Problem statement
Every line of the material is to be repeated exactly as it stands.

Data records:
########################################

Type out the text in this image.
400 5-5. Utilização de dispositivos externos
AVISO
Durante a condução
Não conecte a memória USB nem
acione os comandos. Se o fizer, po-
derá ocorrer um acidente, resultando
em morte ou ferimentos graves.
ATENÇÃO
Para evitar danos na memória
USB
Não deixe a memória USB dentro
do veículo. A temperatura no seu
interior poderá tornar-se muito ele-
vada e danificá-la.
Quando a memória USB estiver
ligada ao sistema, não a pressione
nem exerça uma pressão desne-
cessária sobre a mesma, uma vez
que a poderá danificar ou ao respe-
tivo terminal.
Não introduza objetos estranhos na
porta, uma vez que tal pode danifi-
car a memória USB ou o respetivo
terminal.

########################################

Response to this exercise
Type out the text in this image.
400 5-5. Utilização de dispositivos externos
AVISO
Durante a condução
Não conecte a memória USB nem
acione os comandos. Se o fizer, po-
derá ocorrer um acidente, resultando
em morte ou ferimentos graves.
ATENÇÃO
Para evitar danos na memória
USB
Não deixe a memória USB dentro
do veículo. A temperatura no seu
interior poderá tornar-se muito ele-
vada e danificá-la.
Quando a memória USB estiver
ligada ao sistema, não a pressione
nem exerça uma pressão desne-
cessária sobre a mesma, uma vez
que a poderá danificar ou ao respe-
tivo terminal.
Não introduza objetos estranhos na
porta, uma vez que tal pode danifi-
car a memória USB ou o respetivo
terminal.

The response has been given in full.